Your task is to retype each line of the data below exactly.

○ ○ ○ ○

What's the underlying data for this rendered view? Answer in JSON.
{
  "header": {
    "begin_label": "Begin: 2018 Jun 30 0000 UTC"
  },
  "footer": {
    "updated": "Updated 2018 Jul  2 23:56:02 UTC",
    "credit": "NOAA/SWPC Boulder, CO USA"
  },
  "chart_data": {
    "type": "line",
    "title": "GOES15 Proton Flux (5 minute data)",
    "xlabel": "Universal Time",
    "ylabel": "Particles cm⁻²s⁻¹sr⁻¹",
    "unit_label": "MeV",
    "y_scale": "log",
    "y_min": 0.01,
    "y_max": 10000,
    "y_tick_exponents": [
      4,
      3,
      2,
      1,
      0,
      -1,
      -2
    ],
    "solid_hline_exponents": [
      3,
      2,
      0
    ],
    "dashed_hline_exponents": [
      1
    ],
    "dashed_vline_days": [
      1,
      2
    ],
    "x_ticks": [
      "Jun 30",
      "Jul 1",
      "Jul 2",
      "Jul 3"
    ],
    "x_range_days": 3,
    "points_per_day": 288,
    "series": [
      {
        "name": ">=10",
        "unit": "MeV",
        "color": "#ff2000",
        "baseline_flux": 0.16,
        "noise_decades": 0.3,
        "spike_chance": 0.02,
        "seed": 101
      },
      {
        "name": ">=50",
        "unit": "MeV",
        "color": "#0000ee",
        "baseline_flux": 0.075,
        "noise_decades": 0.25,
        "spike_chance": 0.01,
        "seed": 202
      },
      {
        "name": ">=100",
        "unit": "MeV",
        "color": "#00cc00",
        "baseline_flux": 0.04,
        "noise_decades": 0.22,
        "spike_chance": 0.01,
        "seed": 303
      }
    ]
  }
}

○ ○ ○ ○

Solved exercise —
What's the underlying data for this rendered view? Answer in JSON.
{
  "header": {
    "begin_label": "Begin: 2018 Jun 30 0000 UTC"
  },
  "footer": {
    "updated": "Updated 2018 Jul  2 23:56:02 UTC",
    "credit": "NOAA/SWPC Boulder, CO USA"
  },
  "chart_data": {
    "type": "line",
    "title": "GOES15 Proton Flux (5 minute data)",
    "xlabel": "Universal Time",
    "ylabel": "Particles cm⁻²s⁻¹sr⁻¹",
    "unit_label": "MeV",
    "y_scale": "log",
    "y_min": 0.01,
    "y_max": 10000,
    "y_tick_exponents": [
      4,
      3,
      2,
      1,
      0,
      -1,
      -2
    ],
    "solid_hline_exponents": [
      3,
      2,
      0
    ],
    "dashed_hline_exponents": [
      1
    ],
    "dashed_vline_days": [
      1,
      2
    ],
    "x_ticks": [
      "Jun 30",
      "Jul 1",
      "Jul 2",
      "Jul 3"
    ],
    "x_range_days": 3,
    "points_per_day": 288,
    "series": [
      {
        "name": ">=10",
        "unit": "MeV",
        "color": "#ff2000",
        "baseline_flux": 0.16,
        "noise_decades": 0.3,
        "spike_chance": 0.02,
        "seed": 101
      },
      {
        "name": ">=50",
        "unit": "MeV",
        "color": "#0000ee",
        "baseline_flux": 0.075,
        "noise_decades": 0.25,
        "spike_chance": 0.01,
        "seed": 202
      },
      {
        "name": ">=100",
        "unit": "MeV",
        "color": "#00cc00",
        "baseline_flux": 0.04,
        "noise_decades": 0.22,
        "spike_chance": 0.01,
        "seed": 303
      }
    ]
  }
}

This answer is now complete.